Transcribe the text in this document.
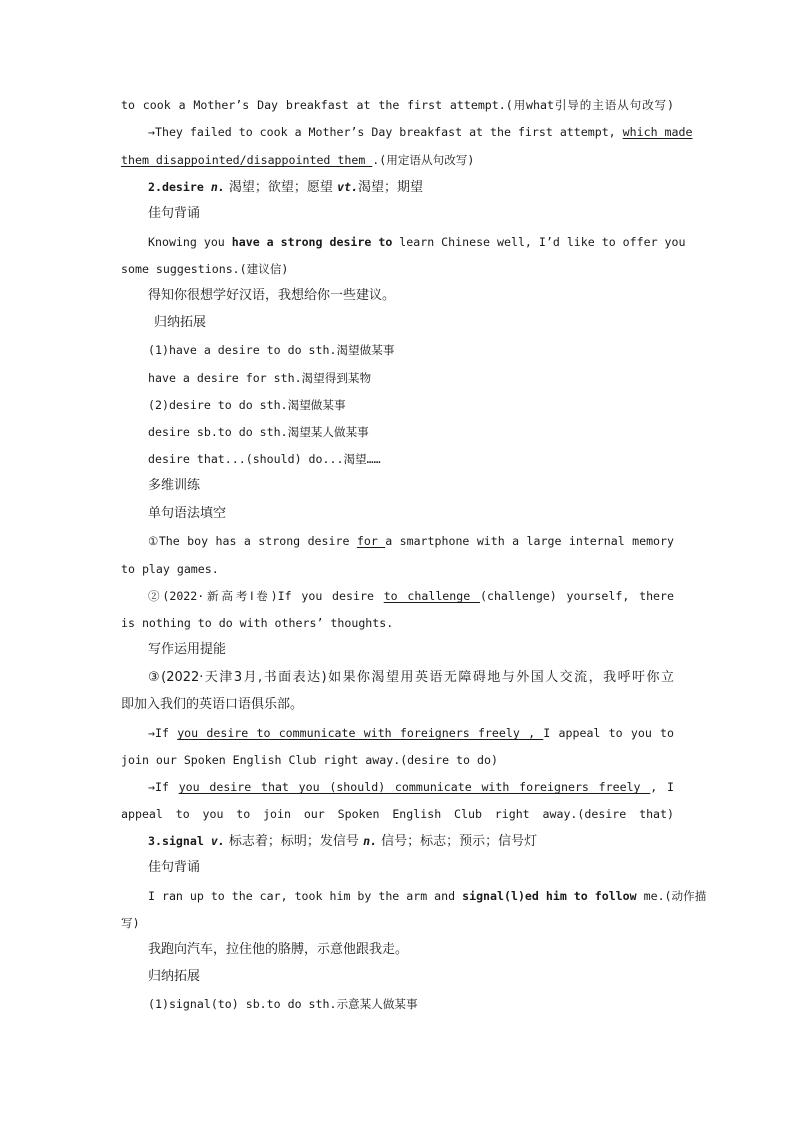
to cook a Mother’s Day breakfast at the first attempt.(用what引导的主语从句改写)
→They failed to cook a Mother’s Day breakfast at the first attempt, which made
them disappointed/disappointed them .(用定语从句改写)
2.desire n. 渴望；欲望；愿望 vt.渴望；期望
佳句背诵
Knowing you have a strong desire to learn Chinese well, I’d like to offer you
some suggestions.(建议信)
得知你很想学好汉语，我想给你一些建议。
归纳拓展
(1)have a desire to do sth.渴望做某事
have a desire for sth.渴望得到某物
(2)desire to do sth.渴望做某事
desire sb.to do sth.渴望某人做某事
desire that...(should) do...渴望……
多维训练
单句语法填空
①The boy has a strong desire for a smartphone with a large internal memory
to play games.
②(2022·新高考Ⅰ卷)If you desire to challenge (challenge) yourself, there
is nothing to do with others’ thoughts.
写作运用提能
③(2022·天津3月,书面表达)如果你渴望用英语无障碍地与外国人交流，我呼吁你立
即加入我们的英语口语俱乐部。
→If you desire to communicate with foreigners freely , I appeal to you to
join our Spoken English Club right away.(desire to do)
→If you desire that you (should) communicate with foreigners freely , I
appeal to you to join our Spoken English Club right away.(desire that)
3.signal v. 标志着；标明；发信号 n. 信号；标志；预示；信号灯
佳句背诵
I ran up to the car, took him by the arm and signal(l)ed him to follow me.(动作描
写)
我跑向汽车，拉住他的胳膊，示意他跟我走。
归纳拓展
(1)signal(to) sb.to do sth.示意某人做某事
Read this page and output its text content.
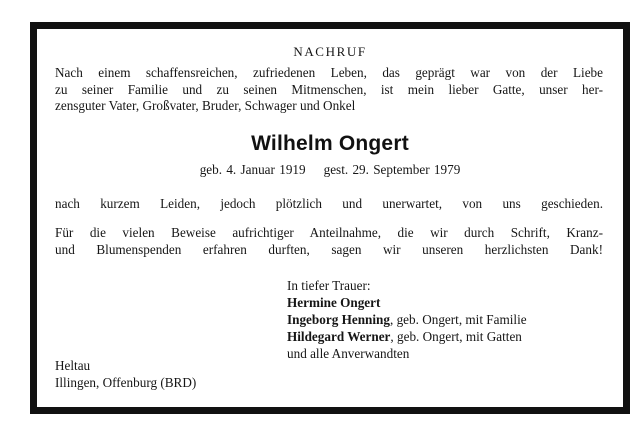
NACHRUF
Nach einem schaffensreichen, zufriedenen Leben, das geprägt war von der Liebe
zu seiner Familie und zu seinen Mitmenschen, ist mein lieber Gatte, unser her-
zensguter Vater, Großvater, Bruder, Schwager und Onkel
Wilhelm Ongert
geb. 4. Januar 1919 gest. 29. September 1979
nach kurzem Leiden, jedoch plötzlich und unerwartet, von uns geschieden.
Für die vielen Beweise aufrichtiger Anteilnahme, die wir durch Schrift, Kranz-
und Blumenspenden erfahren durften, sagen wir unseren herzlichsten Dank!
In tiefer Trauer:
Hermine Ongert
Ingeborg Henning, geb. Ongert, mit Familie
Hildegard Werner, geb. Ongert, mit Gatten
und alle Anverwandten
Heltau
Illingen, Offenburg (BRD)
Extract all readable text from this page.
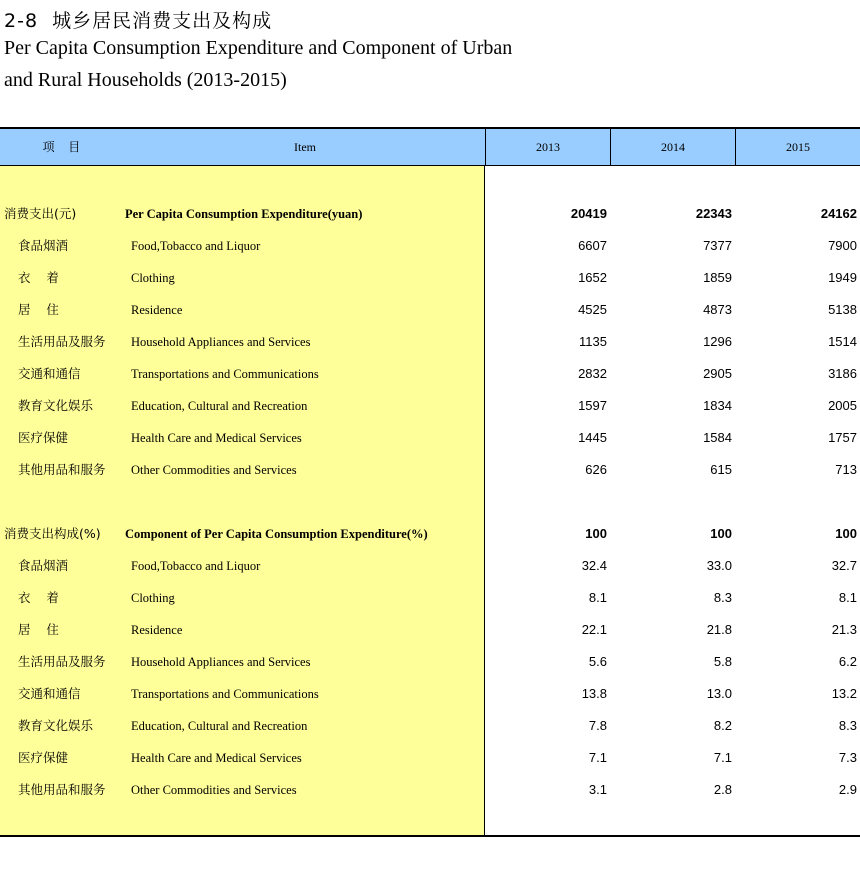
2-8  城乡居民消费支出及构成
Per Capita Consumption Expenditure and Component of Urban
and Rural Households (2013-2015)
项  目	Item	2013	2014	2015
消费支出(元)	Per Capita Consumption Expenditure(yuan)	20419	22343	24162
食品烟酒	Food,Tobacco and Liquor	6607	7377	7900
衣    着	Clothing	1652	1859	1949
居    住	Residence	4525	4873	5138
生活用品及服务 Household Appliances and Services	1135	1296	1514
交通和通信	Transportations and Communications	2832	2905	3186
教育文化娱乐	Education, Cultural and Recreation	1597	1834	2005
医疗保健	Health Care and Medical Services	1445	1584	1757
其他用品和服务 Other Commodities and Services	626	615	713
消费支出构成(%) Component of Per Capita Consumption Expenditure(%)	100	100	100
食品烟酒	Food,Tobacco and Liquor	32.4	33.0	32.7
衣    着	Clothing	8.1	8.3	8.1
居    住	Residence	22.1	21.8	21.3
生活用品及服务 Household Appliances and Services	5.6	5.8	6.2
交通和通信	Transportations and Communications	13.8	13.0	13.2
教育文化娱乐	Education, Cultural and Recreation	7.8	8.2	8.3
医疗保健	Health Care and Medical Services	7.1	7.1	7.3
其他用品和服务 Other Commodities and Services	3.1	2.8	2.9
━━━━━━━━
[Prompt] Quote every entry exactly, with the pictures omitted.

[Right answer]
Transcribe the text in this document.
to cook a Mother’s Day breakfast at the first attempt.(用what引导的主语从句改写)
→They failed to cook a Mother’s Day breakfast at the first attempt, which made
them disappointed/disappointed them .(用定语从句改写)
2.desire n. 渴望；欲望；愿望 vt.渴望；期望
佳句背诵
Knowing you have a strong desire to learn Chinese well, I’d like to offer you
some suggestions.(建议信)
得知你很想学好汉语，我想给你一些建议。
归纳拓展
(1)have a desire to do sth.渴望做某事
have a desire for sth.渴望得到某物
(2)desire to do sth.渴望做某事
desire sb.to do sth.渴望某人做某事
desire that...(should) do...渴望……
多维训练
单句语法填空
①The boy has a strong desire for a smartphone with a large internal memory
to play games.
②(2022·新高考Ⅰ卷)If you desire to challenge (challenge) yourself, there
is nothing to do with others’ thoughts.
写作运用提能
③(2022·天津3月,书面表达)如果你渴望用英语无障碍地与外国人交流，我呼吁你立
即加入我们的英语口语俱乐部。
→If you desire to communicate with foreigners freely , I appeal to you to
join our Spoken English Club right away.(desire to do)
→If you desire that you (should) communicate with foreigners freely , I
appeal to you to join our Spoken English Club right away.(desire that)
3.signal v. 标志着；标明；发信号 n. 信号；标志；预示；信号灯
佳句背诵
I ran up to the car, took him by the arm and signal(l)ed him to follow me.(动作描
写)
我跑向汽车，拉住他的胳膊，示意他跟我走。
归纳拓展
(1)signal(to) sb.to do sth.示意某人做某事
Read this page and output its text content.
NACHRUF
Nach einem schaffensreichen, zufriedenen Leben, das geprägt war von der Liebe
zu seiner Familie und zu seinen Mitmenschen, ist mein lieber Gatte, unser her-
zensguter Vater, Großvater, Bruder, Schwager und Onkel
Wilhelm Ongert
geb. 4. Januar 1919 gest. 29. September 1979
nach kurzem Leiden, jedoch plötzlich und unerwartet, von uns geschieden.
Für die vielen Beweise aufrichtiger Anteilnahme, die wir durch Schrift, Kranz-
und Blumenspenden erfahren durften, sagen wir unseren herzlichsten Dank!
In tiefer Trauer:
Hermine Ongert
Ingeborg Henning, geb. Ongert, mit Familie
Hildegard Werner, geb. Ongert, mit Gatten
und alle Anverwandten
Heltau
Illingen, Offenburg (BRD)
Extract all readable text from this page.
2-8  城乡居民消费支出及构成
Per Capita Consumption Expenditure and Component of Urban
and Rural Households (2013-2015)
项  目	Item	2013	2014	2015
消费支出(元)	Per Capita Consumption Expenditure(yuan)	20419	22343	24162
食品烟酒	Food,Tobacco and Liquor	6607	7377	7900
衣    着	Clothing	1652	1859	1949
居    住	Residence	4525	4873	5138
生活用品及服务 Household Appliances and Services	1135	1296	1514
交通和通信	Transportations and Communications	2832	2905	3186
教育文化娱乐	Education, Cultural and Recreation	1597	1834	2005
医疗保健	Health Care and Medical Services	1445	1584	1757
其他用品和服务 Other Commodities and Services	626	615	713
消费支出构成(%) Component of Per Capita Consumption Expenditure(%)	100	100	100
食品烟酒	Food,Tobacco and Liquor	32.4	33.0	32.7
衣    着	Clothing	8.1	8.3	8.1
居    住	Residence	22.1	21.8	21.3
生活用品及服务 Household Appliances and Services	5.6	5.8	6.2
交通和通信	Transportations and Communications	13.8	13.0	13.2
教育文化娱乐	Education, Cultural and Recreation	7.8	8.2	8.3
医疗保健	Health Care and Medical Services	7.1	7.1	7.3
其他用品和服务 Other Commodities and Services	3.1	2.8	2.9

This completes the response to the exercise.